What needs to be done
Print the data exactly as it is given, please.

Data for the task

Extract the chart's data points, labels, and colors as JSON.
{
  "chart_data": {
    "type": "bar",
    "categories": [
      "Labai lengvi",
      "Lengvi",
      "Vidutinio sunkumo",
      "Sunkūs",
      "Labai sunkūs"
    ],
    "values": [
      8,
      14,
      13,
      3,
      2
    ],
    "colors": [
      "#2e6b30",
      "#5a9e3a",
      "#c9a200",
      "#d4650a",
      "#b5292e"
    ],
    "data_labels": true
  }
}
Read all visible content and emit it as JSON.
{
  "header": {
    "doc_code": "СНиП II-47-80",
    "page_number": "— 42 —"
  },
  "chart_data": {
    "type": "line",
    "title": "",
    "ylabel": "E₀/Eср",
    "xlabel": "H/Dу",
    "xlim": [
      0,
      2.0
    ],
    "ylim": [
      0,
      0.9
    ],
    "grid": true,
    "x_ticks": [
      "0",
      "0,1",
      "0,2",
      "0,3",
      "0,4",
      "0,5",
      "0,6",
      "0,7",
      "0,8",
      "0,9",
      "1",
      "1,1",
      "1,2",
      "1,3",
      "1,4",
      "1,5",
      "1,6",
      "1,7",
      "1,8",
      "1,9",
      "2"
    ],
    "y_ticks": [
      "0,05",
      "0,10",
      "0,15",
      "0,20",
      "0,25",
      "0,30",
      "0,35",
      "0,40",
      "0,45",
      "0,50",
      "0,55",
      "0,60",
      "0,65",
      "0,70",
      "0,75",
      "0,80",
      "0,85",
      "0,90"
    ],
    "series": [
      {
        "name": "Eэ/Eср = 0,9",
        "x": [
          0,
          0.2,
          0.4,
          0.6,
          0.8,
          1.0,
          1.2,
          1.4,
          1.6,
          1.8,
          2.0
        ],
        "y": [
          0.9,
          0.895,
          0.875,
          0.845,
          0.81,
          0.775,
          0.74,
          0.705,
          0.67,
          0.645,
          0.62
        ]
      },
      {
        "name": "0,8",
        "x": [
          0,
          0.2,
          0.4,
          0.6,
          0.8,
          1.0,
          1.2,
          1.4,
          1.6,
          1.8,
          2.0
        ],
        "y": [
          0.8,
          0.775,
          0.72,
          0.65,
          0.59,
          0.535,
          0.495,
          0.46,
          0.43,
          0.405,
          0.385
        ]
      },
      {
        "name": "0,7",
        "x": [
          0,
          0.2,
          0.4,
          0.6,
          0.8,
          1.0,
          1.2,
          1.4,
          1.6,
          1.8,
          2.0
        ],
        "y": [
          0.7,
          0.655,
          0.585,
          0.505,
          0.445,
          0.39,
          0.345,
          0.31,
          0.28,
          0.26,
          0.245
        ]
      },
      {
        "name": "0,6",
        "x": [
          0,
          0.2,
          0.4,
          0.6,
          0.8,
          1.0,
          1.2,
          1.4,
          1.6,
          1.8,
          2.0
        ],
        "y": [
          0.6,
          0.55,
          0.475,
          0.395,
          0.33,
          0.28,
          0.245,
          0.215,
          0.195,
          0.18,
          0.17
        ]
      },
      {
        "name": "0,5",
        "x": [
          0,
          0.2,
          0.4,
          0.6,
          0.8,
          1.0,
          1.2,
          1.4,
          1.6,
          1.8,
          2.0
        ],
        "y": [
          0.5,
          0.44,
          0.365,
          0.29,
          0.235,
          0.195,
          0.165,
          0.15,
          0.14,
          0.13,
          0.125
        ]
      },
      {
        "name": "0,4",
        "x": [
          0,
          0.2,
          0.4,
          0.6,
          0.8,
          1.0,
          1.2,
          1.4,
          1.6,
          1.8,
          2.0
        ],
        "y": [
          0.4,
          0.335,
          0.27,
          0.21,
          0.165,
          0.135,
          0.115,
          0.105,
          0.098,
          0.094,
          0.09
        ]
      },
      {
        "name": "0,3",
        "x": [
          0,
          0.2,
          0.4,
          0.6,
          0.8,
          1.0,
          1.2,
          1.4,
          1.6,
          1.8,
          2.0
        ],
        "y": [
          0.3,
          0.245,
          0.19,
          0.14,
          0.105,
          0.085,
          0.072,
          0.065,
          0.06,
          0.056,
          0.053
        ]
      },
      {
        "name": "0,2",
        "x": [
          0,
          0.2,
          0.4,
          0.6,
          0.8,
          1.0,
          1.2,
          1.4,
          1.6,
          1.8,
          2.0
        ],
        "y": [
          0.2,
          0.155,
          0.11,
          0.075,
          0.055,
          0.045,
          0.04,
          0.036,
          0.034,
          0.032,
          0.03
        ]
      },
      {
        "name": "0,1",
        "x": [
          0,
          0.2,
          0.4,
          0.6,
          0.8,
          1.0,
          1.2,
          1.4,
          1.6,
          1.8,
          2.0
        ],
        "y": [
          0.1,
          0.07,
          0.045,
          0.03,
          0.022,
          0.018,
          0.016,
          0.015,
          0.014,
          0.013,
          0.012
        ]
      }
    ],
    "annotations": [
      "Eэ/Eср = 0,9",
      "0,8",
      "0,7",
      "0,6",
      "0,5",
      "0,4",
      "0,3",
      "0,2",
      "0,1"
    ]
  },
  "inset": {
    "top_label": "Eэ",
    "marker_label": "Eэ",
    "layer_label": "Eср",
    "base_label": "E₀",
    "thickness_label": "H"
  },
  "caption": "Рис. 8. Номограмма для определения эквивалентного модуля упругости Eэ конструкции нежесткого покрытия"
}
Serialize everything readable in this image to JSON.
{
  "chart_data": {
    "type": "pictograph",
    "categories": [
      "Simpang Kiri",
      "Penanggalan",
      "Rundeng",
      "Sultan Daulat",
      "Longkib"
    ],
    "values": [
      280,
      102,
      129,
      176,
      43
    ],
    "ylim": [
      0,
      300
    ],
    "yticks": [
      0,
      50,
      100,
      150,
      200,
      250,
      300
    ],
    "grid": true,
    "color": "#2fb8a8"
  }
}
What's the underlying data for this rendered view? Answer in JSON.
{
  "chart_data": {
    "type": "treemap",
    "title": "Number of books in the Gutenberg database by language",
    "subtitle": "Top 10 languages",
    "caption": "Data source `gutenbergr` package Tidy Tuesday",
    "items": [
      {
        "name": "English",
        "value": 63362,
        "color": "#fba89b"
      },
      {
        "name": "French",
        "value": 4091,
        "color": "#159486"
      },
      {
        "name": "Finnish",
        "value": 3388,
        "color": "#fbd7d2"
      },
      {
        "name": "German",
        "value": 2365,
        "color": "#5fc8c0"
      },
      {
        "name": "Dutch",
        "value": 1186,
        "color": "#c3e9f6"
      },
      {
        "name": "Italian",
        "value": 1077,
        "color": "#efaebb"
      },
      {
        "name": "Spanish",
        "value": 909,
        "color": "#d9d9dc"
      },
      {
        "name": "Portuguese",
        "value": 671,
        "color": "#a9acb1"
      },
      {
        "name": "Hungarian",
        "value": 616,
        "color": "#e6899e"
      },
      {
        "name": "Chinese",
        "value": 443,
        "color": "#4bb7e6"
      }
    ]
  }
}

Response for this exercise
Extract the chart's data points, labels, and colors as JSON.
{
  "chart_data": {
    "type": "bar",
    "categories": [
      "Labai lengvi",
      "Lengvi",
      "Vidutinio sunkumo",
      "Sunkūs",
      "Labai sunkūs"
    ],
    "values": [
      8,
      14,
      13,
      3,
      2
    ],
    "colors": [
      "#2e6b30",
      "#5a9e3a",
      "#c9a200",
      "#d4650a",
      "#b5292e"
    ],
    "data_labels": true
  }
}
Read all visible content and emit it as JSON.
{
  "header": {
    "doc_code": "СНиП II-47-80",
    "page_number": "— 42 —"
  },
  "chart_data": {
    "type": "line",
    "title": "",
    "ylabel": "E₀/Eср",
    "xlabel": "H/Dу",
    "xlim": [
      0,
      2.0
    ],
    "ylim": [
      0,
      0.9
    ],
    "grid": true,
    "x_ticks": [
      "0",
      "0,1",
      "0,2",
      "0,3",
      "0,4",
      "0,5",
      "0,6",
      "0,7",
      "0,8",
      "0,9",
      "1",
      "1,1",
      "1,2",
      "1,3",
      "1,4",
      "1,5",
      "1,6",
      "1,7",
      "1,8",
      "1,9",
      "2"
    ],
    "y_ticks": [
      "0,05",
      "0,10",
      "0,15",
      "0,20",
      "0,25",
      "0,30",
      "0,35",
      "0,40",
      "0,45",
      "0,50",
      "0,55",
      "0,60",
      "0,65",
      "0,70",
      "0,75",
      "0,80",
      "0,85",
      "0,90"
    ],
    "series": [
      {
        "name": "Eэ/Eср = 0,9",
        "x": [
          0,
          0.2,
          0.4,
          0.6,
          0.8,
          1.0,
          1.2,
          1.4,
          1.6,
          1.8,
          2.0
        ],
        "y": [
          0.9,
          0.895,
          0.875,
          0.845,
          0.81,
          0.775,
          0.74,
          0.705,
          0.67,
          0.645,
          0.62
        ]
      },
      {
        "name": "0,8",
        "x": [
          0,
          0.2,
          0.4,
          0.6,
          0.8,
          1.0,
          1.2,
          1.4,
          1.6,
          1.8,
          2.0
        ],
        "y": [
          0.8,
          0.775,
          0.72,
          0.65,
          0.59,
          0.535,
          0.495,
          0.46,
          0.43,
          0.405,
          0.385
        ]
      },
      {
        "name": "0,7",
        "x": [
          0,
          0.2,
          0.4,
          0.6,
          0.8,
          1.0,
          1.2,
          1.4,
          1.6,
          1.8,
          2.0
        ],
        "y": [
          0.7,
          0.655,
          0.585,
          0.505,
          0.445,
          0.39,
          0.345,
          0.31,
          0.28,
          0.26,
          0.245
        ]
      },
      {
        "name": "0,6",
        "x": [
          0,
          0.2,
          0.4,
          0.6,
          0.8,
          1.0,
          1.2,
          1.4,
          1.6,
          1.8,
          2.0
        ],
        "y": [
          0.6,
          0.55,
          0.475,
          0.395,
          0.33,
          0.28,
          0.245,
          0.215,
          0.195,
          0.18,
          0.17
        ]
      },
      {
        "name": "0,5",
        "x": [
          0,
          0.2,
          0.4,
          0.6,
          0.8,
          1.0,
          1.2,
          1.4,
          1.6,
          1.8,
          2.0
        ],
        "y": [
          0.5,
          0.44,
          0.365,
          0.29,
          0.235,
          0.195,
          0.165,
          0.15,
          0.14,
          0.13,
          0.125
        ]
      },
      {
        "name": "0,4",
        "x": [
          0,
          0.2,
          0.4,
          0.6,
          0.8,
          1.0,
          1.2,
          1.4,
          1.6,
          1.8,
          2.0
        ],
        "y": [
          0.4,
          0.335,
          0.27,
          0.21,
          0.165,
          0.135,
          0.115,
          0.105,
          0.098,
          0.094,
          0.09
        ]
      },
      {
        "name": "0,3",
        "x": [
          0,
          0.2,
          0.4,
          0.6,
          0.8,
          1.0,
          1.2,
          1.4,
          1.6,
          1.8,
          2.0
        ],
        "y": [
          0.3,
          0.245,
          0.19,
          0.14,
          0.105,
          0.085,
          0.072,
          0.065,
          0.06,
          0.056,
          0.053
        ]
      },
      {
        "name": "0,2",
        "x": [
          0,
          0.2,
          0.4,
          0.6,
          0.8,
          1.0,
          1.2,
          1.4,
          1.6,
          1.8,
          2.0
        ],
        "y": [
          0.2,
          0.155,
          0.11,
          0.075,
          0.055,
          0.045,
          0.04,
          0.036,
          0.034,
          0.032,
          0.03
        ]
      },
      {
        "name": "0,1",
        "x": [
          0,
          0.2,
          0.4,
          0.6,
          0.8,
          1.0,
          1.2,
          1.4,
          1.6,
          1.8,
          2.0
        ],
        "y": [
          0.1,
          0.07,
          0.045,
          0.03,
          0.022,
          0.018,
          0.016,
          0.015,
          0.014,
          0.013,
          0.012
        ]
      }
    ],
    "annotations": [
      "Eэ/Eср = 0,9",
      "0,8",
      "0,7",
      "0,6",
      "0,5",
      "0,4",
      "0,3",
      "0,2",
      "0,1"
    ]
  },
  "inset": {
    "top_label": "Eэ",
    "marker_label": "Eэ",
    "layer_label": "Eср",
    "base_label": "E₀",
    "thickness_label": "H"
  },
  "caption": "Рис. 8. Номограмма для определения эквивалентного модуля упругости Eэ конструкции нежесткого покрытия"
}
Serialize everything readable in this image to JSON.
{
  "chart_data": {
    "type": "pictograph",
    "categories": [
      "Simpang Kiri",
      "Penanggalan",
      "Rundeng",
      "Sultan Daulat",
      "Longkib"
    ],
    "values": [
      280,
      102,
      129,
      176,
      43
    ],
    "ylim": [
      0,
      300
    ],
    "yticks": [
      0,
      50,
      100,
      150,
      200,
      250,
      300
    ],
    "grid": true,
    "color": "#2fb8a8"
  }
}
What's the underlying data for this rendered view? Answer in JSON.
{
  "chart_data": {
    "type": "treemap",
    "title": "Number of books in the Gutenberg database by language",
    "subtitle": "Top 10 languages",
    "caption": "Data source `gutenbergr` package Tidy Tuesday",
    "items": [
      {
        "name": "English",
        "value": 63362,
        "color": "#fba89b"
      },
      {
        "name": "French",
        "value": 4091,
        "color": "#159486"
      },
      {
        "name": "Finnish",
        "value": 3388,
        "color": "#fbd7d2"
      },
      {
        "name": "German",
        "value": 2365,
        "color": "#5fc8c0"
      },
      {
        "name": "Dutch",
        "value": 1186,
        "color": "#c3e9f6"
      },
      {
        "name": "Italian",
        "value": 1077,
        "color": "#efaebb"
      },
      {
        "name": "Spanish",
        "value": 909,
        "color": "#d9d9dc"
      },
      {
        "name": "Portuguese",
        "value": 671,
        "color": "#a9acb1"
      },
      {
        "name": "Hungarian",
        "value": 616,
        "color": "#e6899e"
      },
      {
        "name": "Chinese",
        "value": 443,
        "color": "#4bb7e6"
      }
    ]
  }
}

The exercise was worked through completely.